Okay. All right. And after primary school and high school, you did college then as well?

 


[00:07:48.720] - Glenn Classen

Yes, I went to... Well, I did two years of national service. Back in the day, we were fighting the war. We were fighting communism and everything else. So national service was mandatory. I spent two years in the military. I'm a veteran, I suppose you could call me. But it was an interesting time of my life. I met some great people and got to see things in different parts of Southern Africa that I would never have been able to do. But ultimately, it was two years of time wasted trying to get on with my life. But on the other hand, it was really, really good because it made you mature and understand how people work. There were so many different types of people in the military and trying to deal with all of these things. Going into the military as an 18-year-old, thrown together with bunches of different people. I mean, you really had to work your way around all of that.

Goal
Continue the interview excerpt about Glenn Classen's national service from its last sentence. The data that follows has no connection to the interview excerpt above.

Data provided
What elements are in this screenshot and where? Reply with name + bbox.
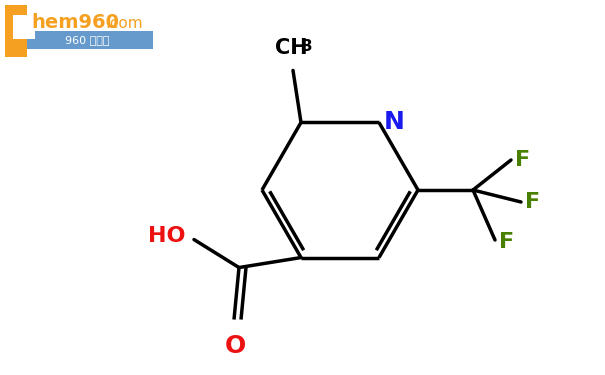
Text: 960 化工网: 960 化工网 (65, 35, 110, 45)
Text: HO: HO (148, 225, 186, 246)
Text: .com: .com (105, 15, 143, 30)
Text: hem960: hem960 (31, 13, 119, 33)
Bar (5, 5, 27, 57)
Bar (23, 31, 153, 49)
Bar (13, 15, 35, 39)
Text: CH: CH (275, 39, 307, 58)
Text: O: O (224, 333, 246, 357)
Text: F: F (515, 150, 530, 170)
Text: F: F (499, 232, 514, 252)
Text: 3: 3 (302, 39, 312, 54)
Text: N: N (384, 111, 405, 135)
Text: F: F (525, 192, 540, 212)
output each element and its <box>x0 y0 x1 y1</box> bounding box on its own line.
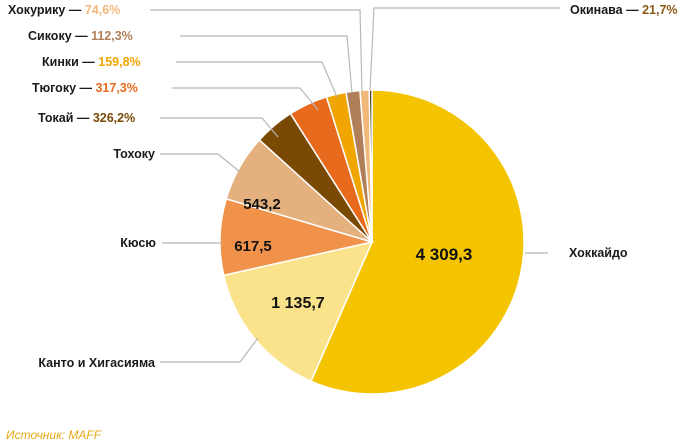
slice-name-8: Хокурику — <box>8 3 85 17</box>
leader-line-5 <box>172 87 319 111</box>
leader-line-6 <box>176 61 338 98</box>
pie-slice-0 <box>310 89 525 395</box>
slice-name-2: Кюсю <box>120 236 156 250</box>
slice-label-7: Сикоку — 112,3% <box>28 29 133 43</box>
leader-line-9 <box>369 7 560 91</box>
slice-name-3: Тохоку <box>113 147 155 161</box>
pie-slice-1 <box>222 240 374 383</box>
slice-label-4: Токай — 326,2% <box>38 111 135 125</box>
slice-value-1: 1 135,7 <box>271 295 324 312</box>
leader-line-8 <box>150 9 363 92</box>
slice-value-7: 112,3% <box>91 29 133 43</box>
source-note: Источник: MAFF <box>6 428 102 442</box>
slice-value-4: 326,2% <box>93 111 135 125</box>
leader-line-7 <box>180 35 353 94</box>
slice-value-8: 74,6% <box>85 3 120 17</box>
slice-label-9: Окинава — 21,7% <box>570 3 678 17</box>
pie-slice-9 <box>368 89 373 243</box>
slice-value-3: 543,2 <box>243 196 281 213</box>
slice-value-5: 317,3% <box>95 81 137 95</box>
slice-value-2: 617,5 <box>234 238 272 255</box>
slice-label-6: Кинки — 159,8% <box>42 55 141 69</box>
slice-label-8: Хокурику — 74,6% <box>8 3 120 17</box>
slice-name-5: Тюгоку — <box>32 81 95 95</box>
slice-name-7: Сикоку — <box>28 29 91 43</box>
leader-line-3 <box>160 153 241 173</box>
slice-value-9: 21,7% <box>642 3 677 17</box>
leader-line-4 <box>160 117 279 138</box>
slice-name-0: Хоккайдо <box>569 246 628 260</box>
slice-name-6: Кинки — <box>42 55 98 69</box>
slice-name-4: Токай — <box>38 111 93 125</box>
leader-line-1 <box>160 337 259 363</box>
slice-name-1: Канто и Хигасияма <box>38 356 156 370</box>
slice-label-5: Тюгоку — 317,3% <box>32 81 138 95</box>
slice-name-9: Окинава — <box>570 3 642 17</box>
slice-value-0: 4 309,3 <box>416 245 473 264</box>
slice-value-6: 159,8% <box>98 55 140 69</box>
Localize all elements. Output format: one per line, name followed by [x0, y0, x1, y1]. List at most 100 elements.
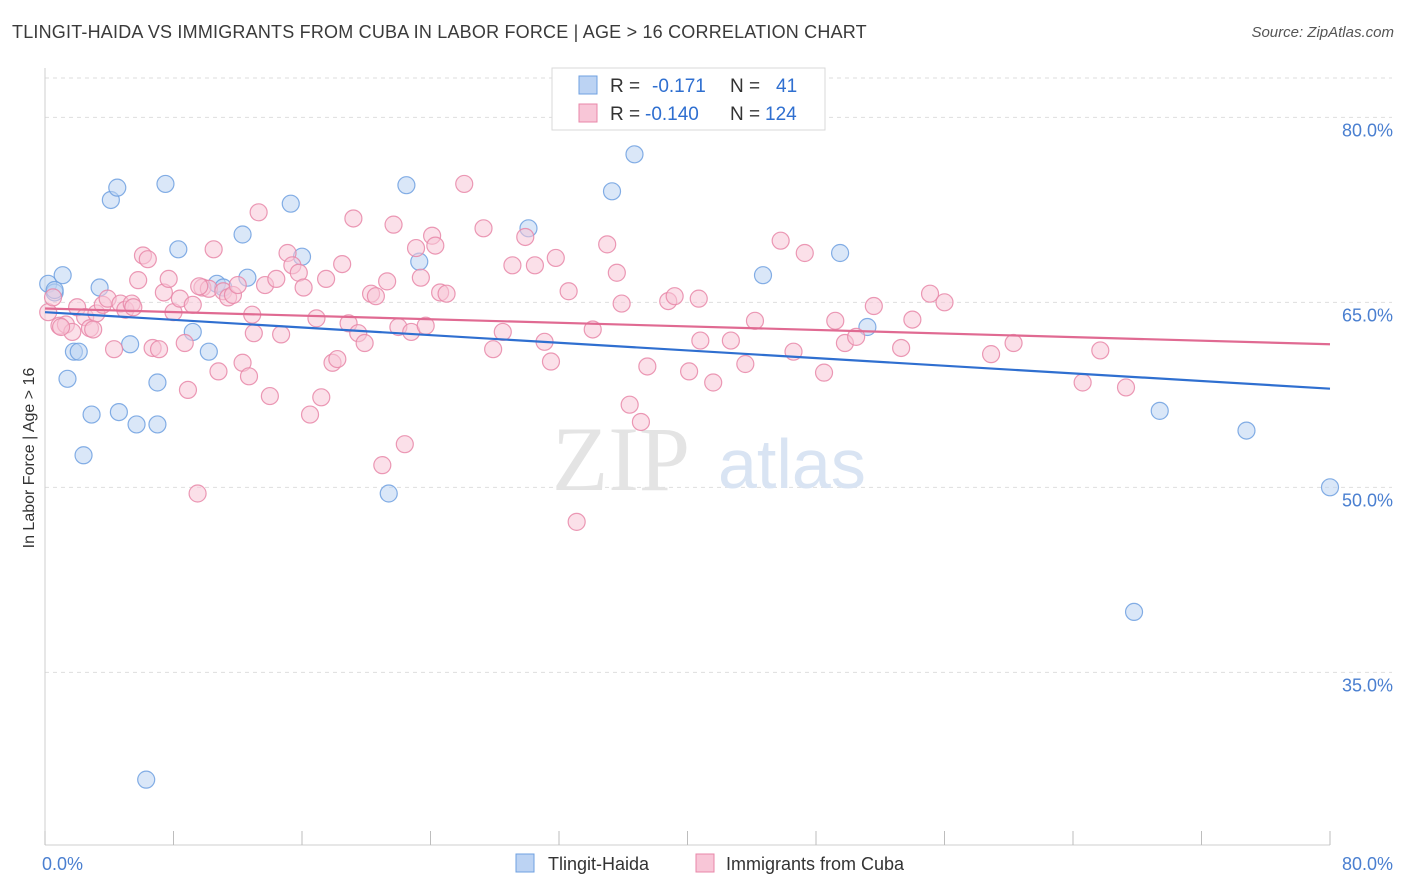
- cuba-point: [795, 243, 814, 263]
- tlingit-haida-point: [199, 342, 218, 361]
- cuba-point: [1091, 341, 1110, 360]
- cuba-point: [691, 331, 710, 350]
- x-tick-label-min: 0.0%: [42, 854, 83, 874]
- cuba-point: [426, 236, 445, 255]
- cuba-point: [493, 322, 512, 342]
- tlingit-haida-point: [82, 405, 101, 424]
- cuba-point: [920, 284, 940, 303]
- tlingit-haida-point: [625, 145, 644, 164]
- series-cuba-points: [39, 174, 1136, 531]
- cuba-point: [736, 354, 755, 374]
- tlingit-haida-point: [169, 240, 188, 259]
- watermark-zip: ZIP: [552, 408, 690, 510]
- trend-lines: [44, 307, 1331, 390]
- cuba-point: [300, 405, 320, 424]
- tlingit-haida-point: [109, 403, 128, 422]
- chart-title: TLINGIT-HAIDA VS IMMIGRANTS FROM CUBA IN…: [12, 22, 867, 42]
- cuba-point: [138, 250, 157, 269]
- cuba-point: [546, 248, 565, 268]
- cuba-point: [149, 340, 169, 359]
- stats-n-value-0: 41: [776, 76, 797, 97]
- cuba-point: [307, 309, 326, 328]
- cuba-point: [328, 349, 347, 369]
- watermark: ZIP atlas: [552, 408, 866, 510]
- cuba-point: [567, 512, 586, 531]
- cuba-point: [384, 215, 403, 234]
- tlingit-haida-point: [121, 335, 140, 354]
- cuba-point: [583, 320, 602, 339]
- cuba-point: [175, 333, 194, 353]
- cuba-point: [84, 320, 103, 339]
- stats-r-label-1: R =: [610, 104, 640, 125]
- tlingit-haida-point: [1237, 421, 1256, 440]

Task answer
 


[00:08:44.550] - Big Rich Klein

Right. I can understand that. That also you're in with people that you're not used to and you're not the ones you grew up with.

 


[00:08:54.310] - Glenn Classen

No. Yeah. And that helped me along in my life. And then after the military, I went to university. I wasn't really cut out for getting a university degree, so I never did finish, which always bugged me that I didn't quite finish that. But at the end of the day, I had the understanding that if I was ever going to need somebody with a skill that I didn't have, I was going to hire them. And that's where I'm at today.

 


[00:09:26.340] - Big Rich Klein

I agree 100 % %. In our industry, there's a lot of DIY guys, do it yourself, that are great welders and fabricators, and they may have a second job. But there's others that have made it a business. I learned a long time ago, I'm better off hiring somebody to do the fab work.

 


[00:09:53.130] - Glenn Classen

Yeah.

 


[00:09:54.250] - Big Rich Klein

It's just plain and simple.

 


[00:09:57.190] - Glenn Classen

I have to agree.

 


[00:09:58.490] - Big Rich Klein

So when did you start? You did a little bit of college and then you started a job and you said that you worked in the financial sector.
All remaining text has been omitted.